— BEGIN —

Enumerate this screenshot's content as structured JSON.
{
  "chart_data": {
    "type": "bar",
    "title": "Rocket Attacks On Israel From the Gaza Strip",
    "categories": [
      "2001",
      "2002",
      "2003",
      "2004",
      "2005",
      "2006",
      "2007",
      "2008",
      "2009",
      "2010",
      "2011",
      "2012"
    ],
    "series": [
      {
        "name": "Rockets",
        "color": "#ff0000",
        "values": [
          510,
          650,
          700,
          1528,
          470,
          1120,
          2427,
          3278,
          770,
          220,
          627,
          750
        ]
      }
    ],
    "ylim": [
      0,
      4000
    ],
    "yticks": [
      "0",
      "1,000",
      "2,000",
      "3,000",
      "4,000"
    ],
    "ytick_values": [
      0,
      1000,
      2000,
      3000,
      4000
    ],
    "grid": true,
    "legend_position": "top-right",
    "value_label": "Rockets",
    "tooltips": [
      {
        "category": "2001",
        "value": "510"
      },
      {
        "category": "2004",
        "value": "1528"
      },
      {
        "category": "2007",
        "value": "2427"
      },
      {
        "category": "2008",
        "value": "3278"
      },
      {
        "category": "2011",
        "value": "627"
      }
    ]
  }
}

— END —
— BEGIN —

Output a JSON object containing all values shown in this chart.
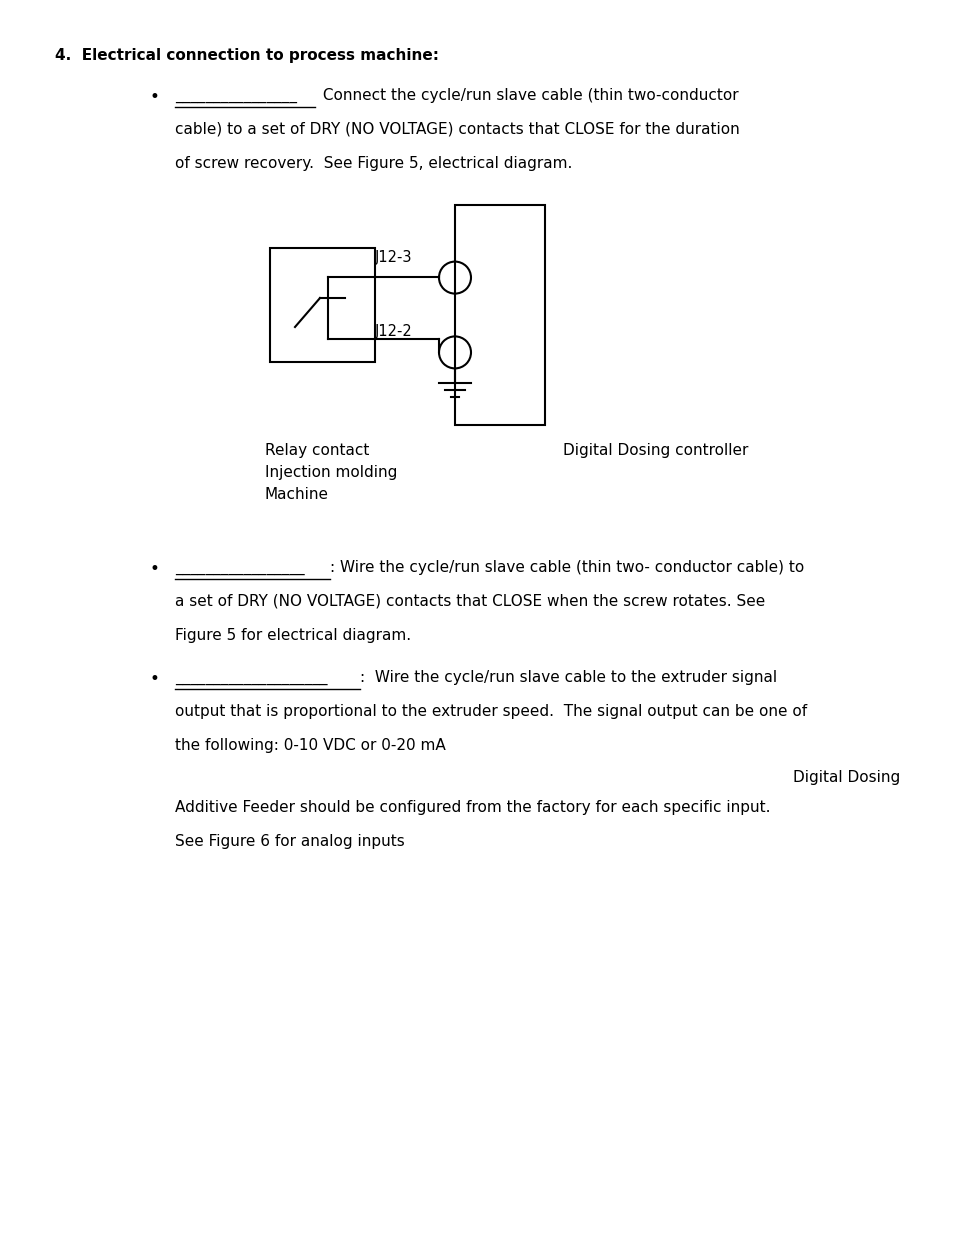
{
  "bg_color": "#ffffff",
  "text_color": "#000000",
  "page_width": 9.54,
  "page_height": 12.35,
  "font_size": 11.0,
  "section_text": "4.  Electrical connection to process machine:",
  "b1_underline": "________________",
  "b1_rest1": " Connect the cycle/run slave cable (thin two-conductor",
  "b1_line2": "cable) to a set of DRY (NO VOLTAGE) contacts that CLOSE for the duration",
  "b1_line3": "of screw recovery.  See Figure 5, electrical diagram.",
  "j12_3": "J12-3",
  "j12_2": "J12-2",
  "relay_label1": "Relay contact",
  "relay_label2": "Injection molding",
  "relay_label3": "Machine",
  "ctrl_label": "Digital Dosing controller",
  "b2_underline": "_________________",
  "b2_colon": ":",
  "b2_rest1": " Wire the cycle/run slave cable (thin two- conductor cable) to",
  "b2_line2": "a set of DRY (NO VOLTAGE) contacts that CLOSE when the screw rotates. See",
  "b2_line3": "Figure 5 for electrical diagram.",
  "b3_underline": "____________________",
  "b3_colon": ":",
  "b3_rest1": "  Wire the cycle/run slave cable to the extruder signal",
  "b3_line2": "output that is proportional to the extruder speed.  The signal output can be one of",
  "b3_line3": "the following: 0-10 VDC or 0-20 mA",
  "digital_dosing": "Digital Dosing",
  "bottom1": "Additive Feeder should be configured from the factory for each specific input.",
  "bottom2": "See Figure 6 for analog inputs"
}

— END —

* [Exercise requirements]:
In the records above, how many lines include the string "Digital"? Answer with only the number.

* [Answer to the problem]:
2